Given instruction: Each entry must appear again exactly as it does in the source.

[Data entries]
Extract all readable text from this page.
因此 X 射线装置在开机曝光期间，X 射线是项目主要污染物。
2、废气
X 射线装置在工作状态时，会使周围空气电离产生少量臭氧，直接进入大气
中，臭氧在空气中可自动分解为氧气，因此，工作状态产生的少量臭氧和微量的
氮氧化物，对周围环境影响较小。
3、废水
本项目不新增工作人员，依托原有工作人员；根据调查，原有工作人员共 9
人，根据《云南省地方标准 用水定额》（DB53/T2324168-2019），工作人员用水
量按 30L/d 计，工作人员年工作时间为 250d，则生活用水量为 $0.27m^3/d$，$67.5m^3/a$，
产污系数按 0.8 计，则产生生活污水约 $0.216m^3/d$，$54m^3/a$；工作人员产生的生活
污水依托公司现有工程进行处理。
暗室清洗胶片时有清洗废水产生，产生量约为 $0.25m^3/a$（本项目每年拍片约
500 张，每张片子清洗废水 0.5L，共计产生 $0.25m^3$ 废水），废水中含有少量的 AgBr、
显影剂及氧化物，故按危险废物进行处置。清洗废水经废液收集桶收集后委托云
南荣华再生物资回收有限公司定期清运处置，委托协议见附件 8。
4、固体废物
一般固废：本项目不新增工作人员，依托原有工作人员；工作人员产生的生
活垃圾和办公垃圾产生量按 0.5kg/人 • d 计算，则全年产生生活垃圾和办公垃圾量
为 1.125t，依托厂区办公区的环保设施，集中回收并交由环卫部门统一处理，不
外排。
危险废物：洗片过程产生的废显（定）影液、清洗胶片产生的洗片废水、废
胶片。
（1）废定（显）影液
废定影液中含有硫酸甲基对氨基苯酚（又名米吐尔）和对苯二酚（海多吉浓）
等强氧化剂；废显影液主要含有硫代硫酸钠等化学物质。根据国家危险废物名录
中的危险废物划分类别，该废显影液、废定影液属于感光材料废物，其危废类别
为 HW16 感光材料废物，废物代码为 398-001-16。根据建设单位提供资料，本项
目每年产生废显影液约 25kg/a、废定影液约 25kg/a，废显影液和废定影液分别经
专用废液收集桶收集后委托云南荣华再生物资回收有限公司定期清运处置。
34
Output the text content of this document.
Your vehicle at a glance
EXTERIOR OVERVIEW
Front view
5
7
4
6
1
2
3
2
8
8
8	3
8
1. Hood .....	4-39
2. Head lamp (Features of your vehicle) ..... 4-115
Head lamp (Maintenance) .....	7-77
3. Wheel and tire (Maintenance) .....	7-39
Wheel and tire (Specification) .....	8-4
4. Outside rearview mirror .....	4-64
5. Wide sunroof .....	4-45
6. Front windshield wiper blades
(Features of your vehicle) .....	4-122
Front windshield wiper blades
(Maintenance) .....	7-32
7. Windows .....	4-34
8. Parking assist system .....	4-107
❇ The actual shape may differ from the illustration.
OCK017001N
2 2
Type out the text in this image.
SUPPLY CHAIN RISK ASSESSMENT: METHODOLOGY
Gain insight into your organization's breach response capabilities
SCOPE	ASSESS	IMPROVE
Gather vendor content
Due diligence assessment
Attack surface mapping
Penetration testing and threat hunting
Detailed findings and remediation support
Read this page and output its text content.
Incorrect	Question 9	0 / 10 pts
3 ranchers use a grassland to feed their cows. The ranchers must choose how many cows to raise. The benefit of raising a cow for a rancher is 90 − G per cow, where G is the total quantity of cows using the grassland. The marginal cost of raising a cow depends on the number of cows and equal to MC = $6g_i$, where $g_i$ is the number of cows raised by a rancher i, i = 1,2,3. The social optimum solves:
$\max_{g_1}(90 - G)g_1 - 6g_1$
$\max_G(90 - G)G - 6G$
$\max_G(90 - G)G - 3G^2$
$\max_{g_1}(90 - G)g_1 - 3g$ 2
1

Output for this exercise:
Extract all readable text from this page.
因此 X 射线装置在开机曝光期间，X 射线是项目主要污染物。
2、废气
X 射线装置在工作状态时，会使周围空气电离产生少量臭氧，直接进入大气
中，臭氧在空气中可自动分解为氧气，因此，工作状态产生的少量臭氧和微量的
氮氧化物，对周围环境影响较小。
3、废水
本项目不新增工作人员，依托原有工作人员；根据调查，原有工作人员共 9
人，根据《云南省地方标准 用水定额》（DB53/T2324168-2019），工作人员用水
量按 30L/d 计，工作人员年工作时间为 250d，则生活用水量为 $0.27m^3/d$，$67.5m^3/a$，
产污系数按 0.8 计，则产生生活污水约 $0.216m^3/d$，$54m^3/a$；工作人员产生的生活
污水依托公司现有工程进行处理。
暗室清洗胶片时有清洗废水产生，产生量约为 $0.25m^3/a$（本项目每年拍片约
500 张，每张片子清洗废水 0.5L，共计产生 $0.25m^3$ 废水），废水中含有少量的 AgBr、
显影剂及氧化物，故按危险废物进行处置。清洗废水经废液收集桶收集后委托云
南荣华再生物资回收有限公司定期清运处置，委托协议见附件 8。
4、固体废物
一般固废：本项目不新增工作人员，依托原有工作人员；工作人员产生的生
活垃圾和办公垃圾产生量按 0.5kg/人 • d 计算，则全年产生生活垃圾和办公垃圾量
为 1.125t，依托厂区办公区的环保设施，集中回收并交由环卫部门统一处理，不
外排。
危险废物：洗片过程产生的废显（定）影液、清洗胶片产生的洗片废水、废
胶片。
（1）废定（显）影液
废定影液中含有硫酸甲基对氨基苯酚（又名米吐尔）和对苯二酚（海多吉浓）
等强氧化剂；废显影液主要含有硫代硫酸钠等化学物质。根据国家危险废物名录
中的危险废物划分类别，该废显影液、废定影液属于感光材料废物，其危废类别
为 HW16 感光材料废物，废物代码为 398-001-16。根据建设单位提供资料，本项
目每年产生废显影液约 25kg/a、废定影液约 25kg/a，废显影液和废定影液分别经
专用废液收集桶收集后委托云南荣华再生物资回收有限公司定期清运处置。
34
Output the text content of this document.
Your vehicle at a glance
EXTERIOR OVERVIEW
Front view
5
7
4
6
1
2
3
2
8
8
8	3
8
1. Hood .....	4-39
2. Head lamp (Features of your vehicle) ..... 4-115
Head lamp (Maintenance) .....	7-77
3. Wheel and tire (Maintenance) .....	7-39
Wheel and tire (Specification) .....	8-4
4. Outside rearview mirror .....	4-64
5. Wide sunroof .....	4-45
6. Front windshield wiper blades
(Features of your vehicle) .....	4-122
Front windshield wiper blades
(Maintenance) .....	7-32
7. Windows .....	4-34
8. Parking assist system .....	4-107
❇ The actual shape may differ from the illustration.
OCK017001N
2 2
Type out the text in this image.
SUPPLY CHAIN RISK ASSESSMENT: METHODOLOGY
Gain insight into your organization's breach response capabilities
SCOPE	ASSESS	IMPROVE
Gather vendor content
Due diligence assessment
Attack surface mapping
Penetration testing and threat hunting
Detailed findings and remediation support
Read this page and output its text content.
Incorrect	Question 9	0 / 10 pts
3 ranchers use a grassland to feed their cows. The ranchers must choose how many cows to raise. The benefit of raising a cow for a rancher is 90 − G per cow, where G is the total quantity of cows using the grassland. The marginal cost of raising a cow depends on the number of cows and equal to MC = $6g_i$, where $g_i$ is the number of cows raised by a rancher i, i = 1,2,3. The social optimum solves:
$\max_{g_1}(90 - G)g_1 - 6g_1$
$\max_G(90 - G)G - 6G$
$\max_G(90 - G)G - 3G^2$
$\max_{g_1}(90 - G)g_1 - 3g$ 2
1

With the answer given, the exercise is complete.